_Data extracted from a collection_.
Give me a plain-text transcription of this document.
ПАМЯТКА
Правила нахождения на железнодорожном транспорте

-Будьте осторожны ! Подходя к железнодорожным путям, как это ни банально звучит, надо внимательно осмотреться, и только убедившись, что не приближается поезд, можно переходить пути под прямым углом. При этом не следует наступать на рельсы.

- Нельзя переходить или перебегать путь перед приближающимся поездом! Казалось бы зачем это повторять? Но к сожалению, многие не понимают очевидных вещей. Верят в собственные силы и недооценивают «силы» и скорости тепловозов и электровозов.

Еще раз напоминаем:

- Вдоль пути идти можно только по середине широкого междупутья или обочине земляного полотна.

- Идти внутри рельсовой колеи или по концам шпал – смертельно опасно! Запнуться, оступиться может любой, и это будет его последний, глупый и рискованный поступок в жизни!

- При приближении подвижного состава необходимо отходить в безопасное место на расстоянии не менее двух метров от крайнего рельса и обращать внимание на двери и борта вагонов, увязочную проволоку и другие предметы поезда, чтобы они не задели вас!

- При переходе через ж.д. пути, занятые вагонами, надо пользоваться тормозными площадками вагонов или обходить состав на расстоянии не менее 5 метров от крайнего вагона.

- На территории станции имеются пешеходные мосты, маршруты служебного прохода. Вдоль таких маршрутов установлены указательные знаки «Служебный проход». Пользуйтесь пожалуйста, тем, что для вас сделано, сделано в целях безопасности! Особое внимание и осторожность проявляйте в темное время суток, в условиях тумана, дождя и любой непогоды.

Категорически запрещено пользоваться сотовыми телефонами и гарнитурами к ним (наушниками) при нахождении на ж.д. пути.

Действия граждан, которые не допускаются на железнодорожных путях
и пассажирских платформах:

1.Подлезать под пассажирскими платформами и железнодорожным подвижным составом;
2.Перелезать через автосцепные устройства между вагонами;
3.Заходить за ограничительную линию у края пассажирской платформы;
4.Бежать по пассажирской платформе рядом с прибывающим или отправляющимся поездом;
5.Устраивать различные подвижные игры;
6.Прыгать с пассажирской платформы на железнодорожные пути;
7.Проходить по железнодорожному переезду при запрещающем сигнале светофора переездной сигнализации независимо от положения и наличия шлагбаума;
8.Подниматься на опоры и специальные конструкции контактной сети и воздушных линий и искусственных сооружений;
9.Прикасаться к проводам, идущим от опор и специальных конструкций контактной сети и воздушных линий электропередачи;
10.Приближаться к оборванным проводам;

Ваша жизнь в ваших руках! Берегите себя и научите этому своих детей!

_TO DO_. Restate the whole of the material exactly.

_OUTPUT OF THE EXERCISE_.
Give me a plain-text transcription of this document.
ПАМЯТКА
Правила нахождения на железнодорожном транспорте

-Будьте осторожны ! Подходя к железнодорожным путям, как это ни банально звучит, надо внимательно осмотреться, и только убедившись, что не приближается поезд, можно переходить пути под прямым углом. При этом не следует наступать на рельсы.

- Нельзя переходить или перебегать путь перед приближающимся поездом! Казалось бы зачем это повторять? Но к сожалению, многие не понимают очевидных вещей. Верят в собственные силы и недооценивают «силы» и скорости тепловозов и электровозов.

Еще раз напоминаем:

- Вдоль пути идти можно только по середине широкого междупутья или обочине земляного полотна.

- Идти внутри рельсовой колеи или по концам шпал – смертельно опасно! Запнуться, оступиться может любой, и это будет его последний, глупый и рискованный поступок в жизни!

- При приближении подвижного состава необходимо отходить в безопасное место на расстоянии не менее двух метров от крайнего рельса и обращать внимание на двери и борта вагонов, увязочную проволоку и другие предметы поезда, чтобы они не задели вас!

- При переходе через ж.д. пути, занятые вагонами, надо пользоваться тормозными площадками вагонов или обходить состав на расстоянии не менее 5 метров от крайнего вагона.

- На территории станции имеются пешеходные мосты, маршруты служебного прохода. Вдоль таких маршрутов установлены указательные знаки «Служебный проход». Пользуйтесь пожалуйста, тем, что для вас сделано, сделано в целях безопасности! Особое внимание и осторожность проявляйте в темное время суток, в условиях тумана, дождя и любой непогоды.

Категорически запрещено пользоваться сотовыми телефонами и гарнитурами к ним (наушниками) при нахождении на ж.д. пути.

Действия граждан, которые не допускаются на железнодорожных путях
и пассажирских платформах:

1.Подлезать под пассажирскими платформами и железнодорожным подвижным составом;
2.Перелезать через автосцепные устройства между вагонами;
3.Заходить за ограничительную линию у края пассажирской платформы;
4.Бежать по пассажирской платформе рядом с прибывающим или отправляющимся поездом;
5.Устраивать различные подвижные игры;
6.Прыгать с пассажирской платформы на железнодорожные пути;
7.Проходить по железнодорожному переезду при запрещающем сигнале светофора переездной сигнализации независимо от положения и наличия шлагбаума;
8.Подниматься на опоры и специальные конструкции контактной сети и воздушных линий и искусственных сооружений;
9.Прикасаться к проводам, идущим от опор и специальных конструкций контактной сети и воздушных линий электропередачи;
10.Приближаться к оборванным проводам;

Ваша жизнь в ваших руках! Берегите себя и научите этому своих детей!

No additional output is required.